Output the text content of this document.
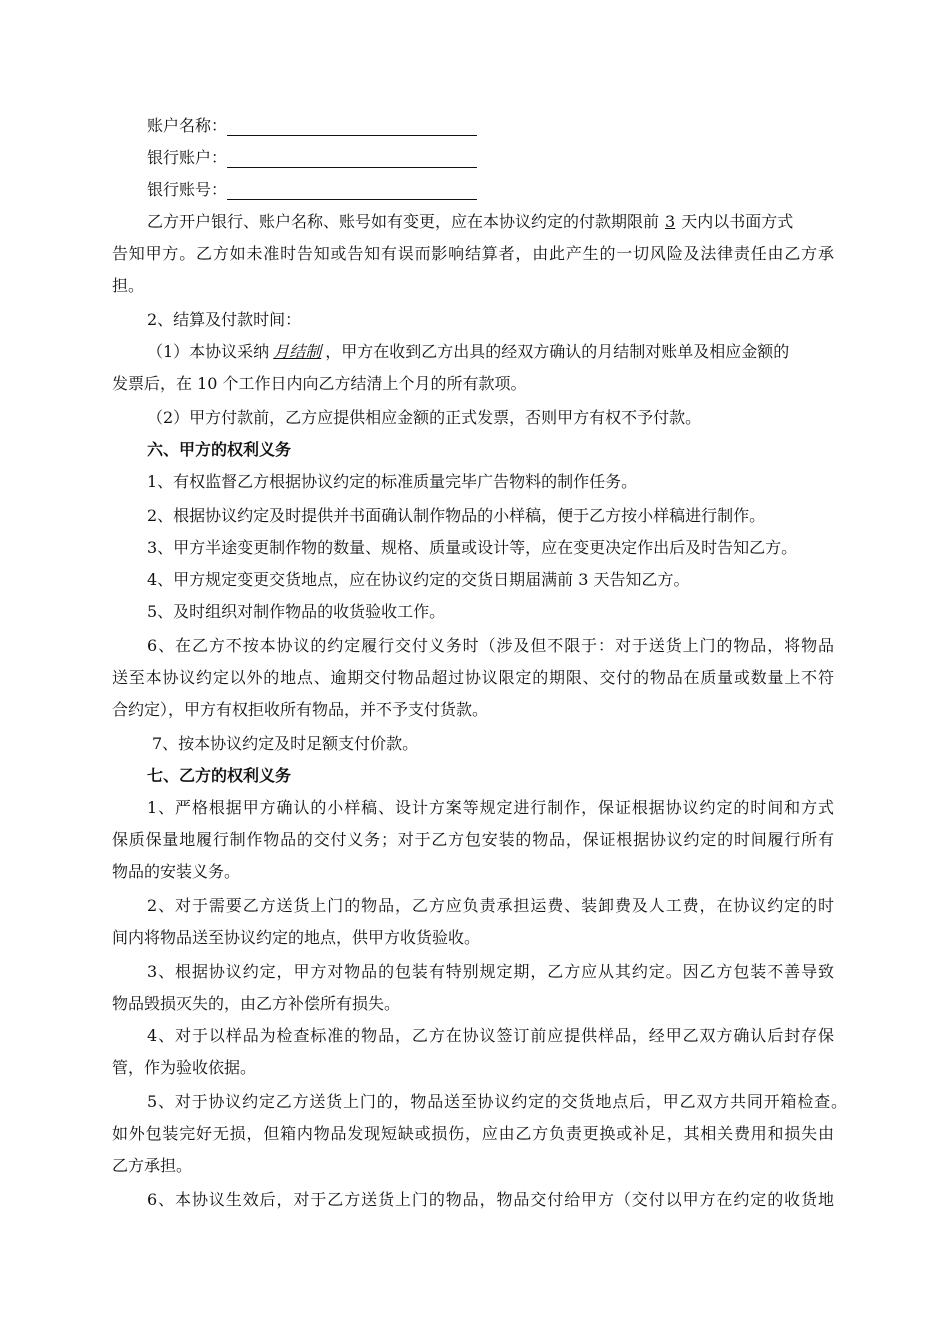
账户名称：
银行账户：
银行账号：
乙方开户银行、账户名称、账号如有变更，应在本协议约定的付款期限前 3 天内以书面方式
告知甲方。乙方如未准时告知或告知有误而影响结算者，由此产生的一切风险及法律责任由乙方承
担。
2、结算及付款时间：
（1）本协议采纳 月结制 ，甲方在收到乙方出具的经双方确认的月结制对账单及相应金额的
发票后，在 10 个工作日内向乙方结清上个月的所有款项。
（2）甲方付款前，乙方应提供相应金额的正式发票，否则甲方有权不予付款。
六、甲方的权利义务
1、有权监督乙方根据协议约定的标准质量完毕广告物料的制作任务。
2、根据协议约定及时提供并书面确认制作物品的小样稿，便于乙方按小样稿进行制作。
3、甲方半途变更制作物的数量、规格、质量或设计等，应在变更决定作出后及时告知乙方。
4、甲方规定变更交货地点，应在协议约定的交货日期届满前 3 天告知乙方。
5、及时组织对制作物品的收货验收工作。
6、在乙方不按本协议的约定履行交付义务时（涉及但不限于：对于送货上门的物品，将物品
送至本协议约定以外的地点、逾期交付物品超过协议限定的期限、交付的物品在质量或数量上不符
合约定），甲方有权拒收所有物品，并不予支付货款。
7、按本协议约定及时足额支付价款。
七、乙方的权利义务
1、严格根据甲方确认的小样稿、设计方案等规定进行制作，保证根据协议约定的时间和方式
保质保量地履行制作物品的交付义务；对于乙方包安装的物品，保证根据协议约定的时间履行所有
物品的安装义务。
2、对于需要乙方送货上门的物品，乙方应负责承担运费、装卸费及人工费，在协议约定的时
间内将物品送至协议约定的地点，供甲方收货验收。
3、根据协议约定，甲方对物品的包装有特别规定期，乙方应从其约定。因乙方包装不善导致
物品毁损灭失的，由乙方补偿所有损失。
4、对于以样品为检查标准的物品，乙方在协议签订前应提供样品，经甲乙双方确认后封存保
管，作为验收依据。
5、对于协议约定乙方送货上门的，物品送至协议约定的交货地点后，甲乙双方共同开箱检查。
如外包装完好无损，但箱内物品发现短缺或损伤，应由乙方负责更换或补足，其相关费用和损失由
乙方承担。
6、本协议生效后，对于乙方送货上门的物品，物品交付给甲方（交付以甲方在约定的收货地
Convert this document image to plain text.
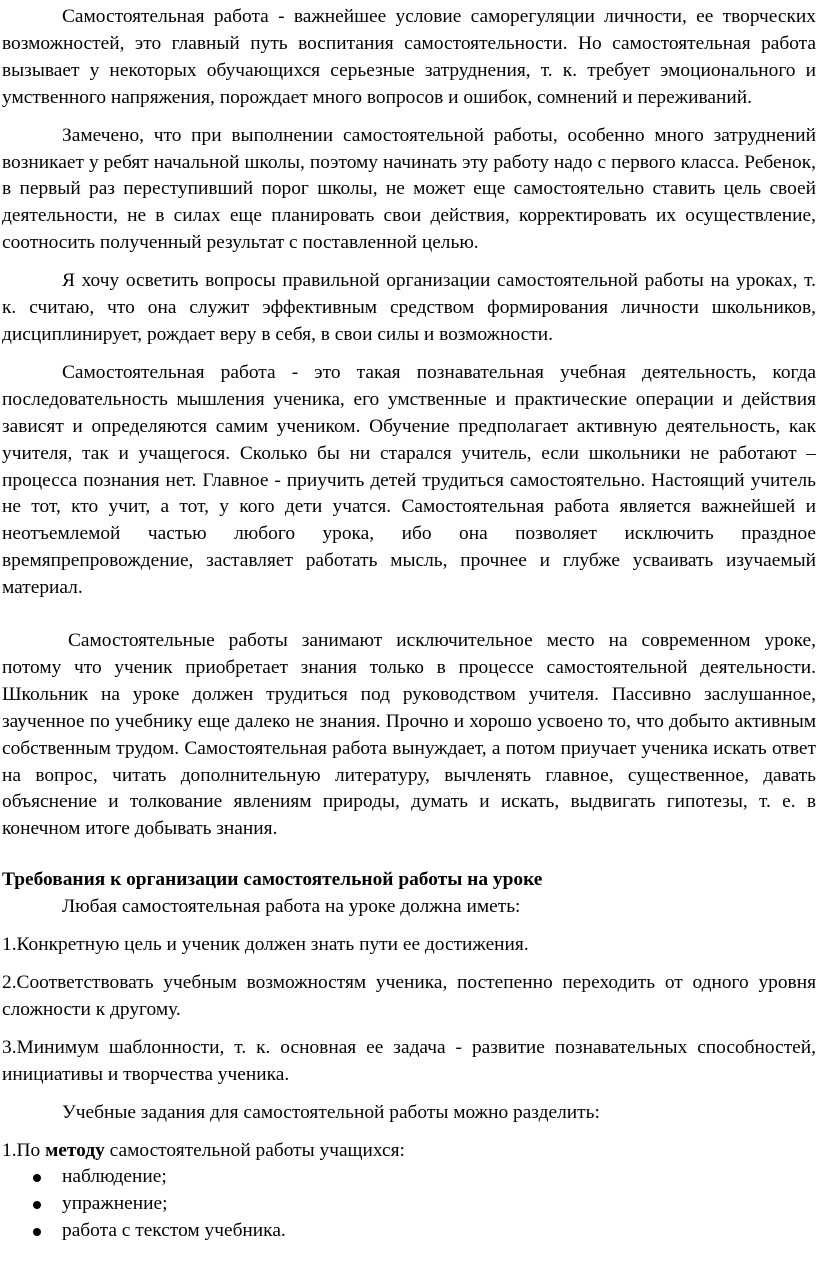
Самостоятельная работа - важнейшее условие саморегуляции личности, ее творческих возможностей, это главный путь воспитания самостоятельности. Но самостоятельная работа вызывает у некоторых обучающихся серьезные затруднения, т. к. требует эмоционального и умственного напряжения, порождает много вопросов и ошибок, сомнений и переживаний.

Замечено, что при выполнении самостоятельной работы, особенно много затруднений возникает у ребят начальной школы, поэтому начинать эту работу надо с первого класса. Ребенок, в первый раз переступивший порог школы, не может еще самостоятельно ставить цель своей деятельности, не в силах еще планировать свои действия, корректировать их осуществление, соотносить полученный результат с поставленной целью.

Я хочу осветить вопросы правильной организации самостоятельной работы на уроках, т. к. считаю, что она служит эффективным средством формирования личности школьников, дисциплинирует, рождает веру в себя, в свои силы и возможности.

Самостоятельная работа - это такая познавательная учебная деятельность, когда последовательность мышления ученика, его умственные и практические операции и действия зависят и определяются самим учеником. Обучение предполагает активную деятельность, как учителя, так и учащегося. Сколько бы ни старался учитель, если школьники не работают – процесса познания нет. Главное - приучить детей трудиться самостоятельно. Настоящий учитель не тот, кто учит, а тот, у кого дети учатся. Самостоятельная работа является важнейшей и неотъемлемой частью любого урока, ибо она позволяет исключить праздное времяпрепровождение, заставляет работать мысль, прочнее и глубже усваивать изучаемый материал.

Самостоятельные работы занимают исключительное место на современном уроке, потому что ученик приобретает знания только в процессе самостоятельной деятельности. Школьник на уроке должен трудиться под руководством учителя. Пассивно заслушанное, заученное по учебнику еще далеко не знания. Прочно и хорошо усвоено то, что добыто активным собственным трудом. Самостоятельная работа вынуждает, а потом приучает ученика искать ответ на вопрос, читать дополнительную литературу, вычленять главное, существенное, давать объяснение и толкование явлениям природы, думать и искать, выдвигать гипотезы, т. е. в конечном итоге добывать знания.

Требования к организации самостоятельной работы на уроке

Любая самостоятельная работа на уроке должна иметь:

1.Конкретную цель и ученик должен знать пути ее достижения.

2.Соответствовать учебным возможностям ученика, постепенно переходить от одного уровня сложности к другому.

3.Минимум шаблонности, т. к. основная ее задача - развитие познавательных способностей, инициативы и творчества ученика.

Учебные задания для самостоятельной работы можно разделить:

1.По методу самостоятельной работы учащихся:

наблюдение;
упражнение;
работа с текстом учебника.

● ● ● ●

• **WHAT THIS TASK INVOLVES**:
Find the lines containing "организации" and pull them out.

• **CORRECT ANSWER**:
Я хочу осветить вопросы правильной организации самостоятельной работы на уроках, т. к. считаю, что она служит эффективным средством формирования личности школьников, дисциплинирует, рождает веру в себя, в свои силы и возможности.
Требования к организации самостоятельной работы на уроке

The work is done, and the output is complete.